## Problem
Write out all records as given; omit images.

## Provided data
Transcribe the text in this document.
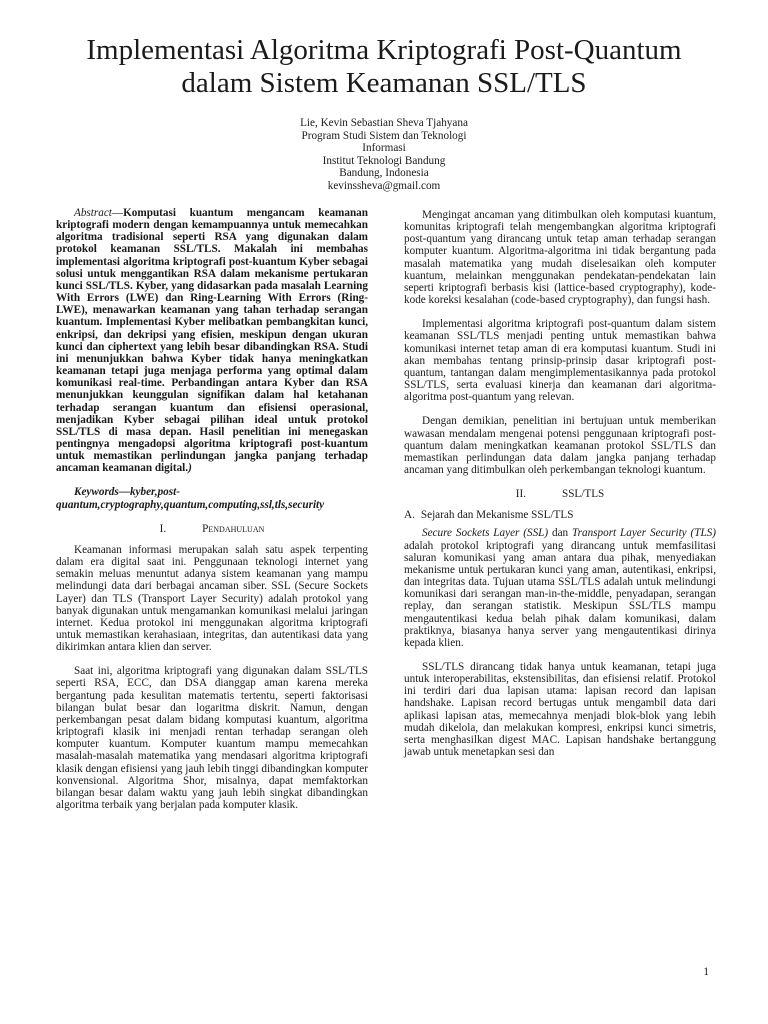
Implementasi Algoritma Kriptografi Post-Quantum
dalam Sistem Keamanan SSL/TLS
Lie, Kevin Sebastian Sheva Tjahyana
Program Studi Sistem dan Teknologi
Informasi
Institut Teknologi Bandung
Bandung, Indonesia
kevinssheva@gmail.com

Abstract—Komputasi kuantum mengancam keamanan kriptografi modern dengan kemampuannya untuk memecahkan algoritma tradisional seperti RSA yang digunakan dalam protokol keamanan SSL/TLS. Makalah ini membahas implementasi algoritma kriptografi post-kuantum Kyber sebagai solusi untuk menggantikan RSA dalam mekanisme pertukaran kunci SSL/TLS. Kyber, yang didasarkan pada masalah Learning With Errors (LWE) dan Ring-Learning With Errors (Ring-LWE), menawarkan keamanan yang tahan terhadap serangan kuantum. Implementasi Kyber melibatkan pembangkitan kunci, enkripsi, dan dekripsi yang efisien, meskipun dengan ukuran kunci dan ciphertext yang lebih besar dibandingkan RSA. Studi ini menunjukkan bahwa Kyber tidak hanya meningkatkan keamanan tetapi juga menjaga performa yang optimal dalam komunikasi real-time. Perbandingan antara Kyber dan RSA menunjukkan keunggulan signifikan dalam hal ketahanan terhadap serangan kuantum dan efisiensi operasional, menjadikan Kyber sebagai pilihan ideal untuk protokol SSL/TLS di masa depan. Hasil penelitian ini menegaskan pentingnya mengadopsi algoritma kriptografi post-kuantum untuk memastikan perlindungan jangka panjang terhadap ancaman keamanan digital.)

Keywords—kyber,post-quantum,cryptography,quantum,computing,ssl,tls,security

I.	Pendahuluan

Keamanan informasi merupakan salah satu aspek terpenting dalam era digital saat ini. Penggunaan teknologi internet yang semakin meluas menuntut adanya sistem keamanan yang mampu melindungi data dari berbagai ancaman siber. SSL (Secure Sockets Layer) dan TLS (Transport Layer Security) adalah protokol yang banyak digunakan untuk mengamankan komunikasi melalui jaringan internet. Kedua protokol ini menggunakan algoritma kriptografi untuk memastikan kerahasiaan, integritas, dan autentikasi data yang dikirimkan antara klien dan server.

Saat ini, algoritma kriptografi yang digunakan dalam SSL/TLS seperti RSA, ECC, dan DSA dianggap aman karena mereka bergantung pada kesulitan matematis tertentu, seperti faktorisasi bilangan bulat besar dan logaritma diskrit. Namun, dengan perkembangan pesat dalam bidang komputasi kuantum, algoritma kriptografi klasik ini menjadi rentan terhadap serangan oleh komputer kuantum. Komputer kuantum mampu memecahkan masalah-masalah matematika yang mendasari algoritma kriptografi klasik dengan efisiensi yang jauh lebih tinggi dibandingkan komputer konvensional. Algoritma Shor, misalnya, dapat memfaktorkan bilangan besar dalam waktu yang jauh lebih singkat dibandingkan algoritma terbaik yang berjalan pada komputer klasik.

Mengingat ancaman yang ditimbulkan oleh komputasi kuantum, komunitas kriptografi telah mengembangkan algoritma kriptografi post-quantum yang dirancang untuk tetap aman terhadap serangan komputer kuantum. Algoritma-algoritma ini tidak bergantung pada masalah matematika yang mudah diselesaikan oleh komputer kuantum, melainkan menggunakan pendekatan-pendekatan lain seperti kriptografi berbasis kisi (lattice-based cryptography), kode-kode koreksi kesalahan (code-based cryptography), dan fungsi hash.

Implementasi algoritma kriptografi post-quantum dalam sistem keamanan SSL/TLS menjadi penting untuk memastikan bahwa komunikasi internet tetap aman di era komputasi kuantum. Studi ini akan membahas tentang prinsip-prinsip dasar kriptografi post-quantum, tantangan dalam mengimplementasikannya pada protokol SSL/TLS, serta evaluasi kinerja dan keamanan dari algoritma-algoritma post-quantum yang relevan.

Dengan demikian, penelitian ini bertujuan untuk memberikan wawasan mendalam mengenai potensi penggunaan kriptografi post-quantum dalam meningkatkan keamanan protokol SSL/TLS dan memastikan perlindungan data dalam jangka panjang terhadap ancaman yang ditimbulkan oleh perkembangan teknologi kuantum.

II.	SSL/TLS
A. Sejarah dan Mekanisme SSL/TLS

Secure Sockets Layer (SSL) dan Transport Layer Security (TLS) adalah protokol kriptografi yang dirancang untuk memfasilitasi saluran komunikasi yang aman antara dua pihak, menyediakan mekanisme untuk pertukaran kunci yang aman, autentikasi, enkripsi, dan integritas data. Tujuan utama SSL/TLS adalah untuk melindungi komunikasi dari serangan man-in-the-middle, penyadapan, serangan replay, dan serangan statistik. Meskipun SSL/TLS mampu mengautentikasi kedua belah pihak dalam komunikasi, dalam praktiknya, biasanya hanya server yang mengautentikasi dirinya kepada klien.

SSL/TLS dirancang tidak hanya untuk keamanan, tetapi juga untuk interoperabilitas, ekstensibilitas, dan efisiensi relatif. Protokol ini terdiri dari dua lapisan utama: lapisan record dan lapisan handshake. Lapisan record bertugas untuk mengambil data dari aplikasi lapisan atas, memecahnya menjadi blok-blok yang lebih mudah dikelola, dan melakukan kompresi, enkripsi kunci simetris, serta menghasilkan digest MAC. Lapisan handshake bertanggung jawab untuk menetapkan sesi dan

1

## Full response
Transcribe the text in this document.
Implementasi Algoritma Kriptografi Post-Quantum
dalam Sistem Keamanan SSL/TLS
Lie, Kevin Sebastian Sheva Tjahyana
Program Studi Sistem dan Teknologi
Informasi
Institut Teknologi Bandung
Bandung, Indonesia
kevinssheva@gmail.com

Abstract—Komputasi kuantum mengancam keamanan kriptografi modern dengan kemampuannya untuk memecahkan algoritma tradisional seperti RSA yang digunakan dalam protokol keamanan SSL/TLS. Makalah ini membahas implementasi algoritma kriptografi post-kuantum Kyber sebagai solusi untuk menggantikan RSA dalam mekanisme pertukaran kunci SSL/TLS. Kyber, yang didasarkan pada masalah Learning With Errors (LWE) dan Ring-Learning With Errors (Ring-LWE), menawarkan keamanan yang tahan terhadap serangan kuantum. Implementasi Kyber melibatkan pembangkitan kunci, enkripsi, dan dekripsi yang efisien, meskipun dengan ukuran kunci dan ciphertext yang lebih besar dibandingkan RSA. Studi ini menunjukkan bahwa Kyber tidak hanya meningkatkan keamanan tetapi juga menjaga performa yang optimal dalam komunikasi real-time. Perbandingan antara Kyber dan RSA menunjukkan keunggulan signifikan dalam hal ketahanan terhadap serangan kuantum dan efisiensi operasional, menjadikan Kyber sebagai pilihan ideal untuk protokol SSL/TLS di masa depan. Hasil penelitian ini menegaskan pentingnya mengadopsi algoritma kriptografi post-kuantum untuk memastikan perlindungan jangka panjang terhadap ancaman keamanan digital.)

Keywords—kyber,post-quantum,cryptography,quantum,computing,ssl,tls,security

I.	Pendahuluan

Keamanan informasi merupakan salah satu aspek terpenting dalam era digital saat ini. Penggunaan teknologi internet yang semakin meluas menuntut adanya sistem keamanan yang mampu melindungi data dari berbagai ancaman siber. SSL (Secure Sockets Layer) dan TLS (Transport Layer Security) adalah protokol yang banyak digunakan untuk mengamankan komunikasi melalui jaringan internet. Kedua protokol ini menggunakan algoritma kriptografi untuk memastikan kerahasiaan, integritas, dan autentikasi data yang dikirimkan antara klien dan server.

Saat ini, algoritma kriptografi yang digunakan dalam SSL/TLS seperti RSA, ECC, dan DSA dianggap aman karena mereka bergantung pada kesulitan matematis tertentu, seperti faktorisasi bilangan bulat besar dan logaritma diskrit. Namun, dengan perkembangan pesat dalam bidang komputasi kuantum, algoritma kriptografi klasik ini menjadi rentan terhadap serangan oleh komputer kuantum. Komputer kuantum mampu memecahkan masalah-masalah matematika yang mendasari algoritma kriptografi klasik dengan efisiensi yang jauh lebih tinggi dibandingkan komputer konvensional. Algoritma Shor, misalnya, dapat memfaktorkan bilangan besar dalam waktu yang jauh lebih singkat dibandingkan algoritma terbaik yang berjalan pada komputer klasik.

Mengingat ancaman yang ditimbulkan oleh komputasi kuantum, komunitas kriptografi telah mengembangkan algoritma kriptografi post-quantum yang dirancang untuk tetap aman terhadap serangan komputer kuantum. Algoritma-algoritma ini tidak bergantung pada masalah matematika yang mudah diselesaikan oleh komputer kuantum, melainkan menggunakan pendekatan-pendekatan lain seperti kriptografi berbasis kisi (lattice-based cryptography), kode-kode koreksi kesalahan (code-based cryptography), dan fungsi hash.

Implementasi algoritma kriptografi post-quantum dalam sistem keamanan SSL/TLS menjadi penting untuk memastikan bahwa komunikasi internet tetap aman di era komputasi kuantum. Studi ini akan membahas tentang prinsip-prinsip dasar kriptografi post-quantum, tantangan dalam mengimplementasikannya pada protokol SSL/TLS, serta evaluasi kinerja dan keamanan dari algoritma-algoritma post-quantum yang relevan.

Dengan demikian, penelitian ini bertujuan untuk memberikan wawasan mendalam mengenai potensi penggunaan kriptografi post-quantum dalam meningkatkan keamanan protokol SSL/TLS dan memastikan perlindungan data dalam jangka panjang terhadap ancaman yang ditimbulkan oleh perkembangan teknologi kuantum.

II.	SSL/TLS
A. Sejarah dan Mekanisme SSL/TLS

Secure Sockets Layer (SSL) dan Transport Layer Security (TLS) adalah protokol kriptografi yang dirancang untuk memfasilitasi saluran komunikasi yang aman antara dua pihak, menyediakan mekanisme untuk pertukaran kunci yang aman, autentikasi, enkripsi, dan integritas data. Tujuan utama SSL/TLS adalah untuk melindungi komunikasi dari serangan man-in-the-middle, penyadapan, serangan replay, dan serangan statistik. Meskipun SSL/TLS mampu mengautentikasi kedua belah pihak dalam komunikasi, dalam praktiknya, biasanya hanya server yang mengautentikasi dirinya kepada klien.

SSL/TLS dirancang tidak hanya untuk keamanan, tetapi juga untuk interoperabilitas, ekstensibilitas, dan efisiensi relatif. Protokol ini terdiri dari dua lapisan utama: lapisan record dan lapisan handshake. Lapisan record bertugas untuk mengambil data dari aplikasi lapisan atas, memecahnya menjadi blok-blok yang lebih mudah dikelola, dan melakukan kompresi, enkripsi kunci simetris, serta menghasilkan digest MAC. Lapisan handshake bertanggung jawab untuk menetapkan sesi dan

1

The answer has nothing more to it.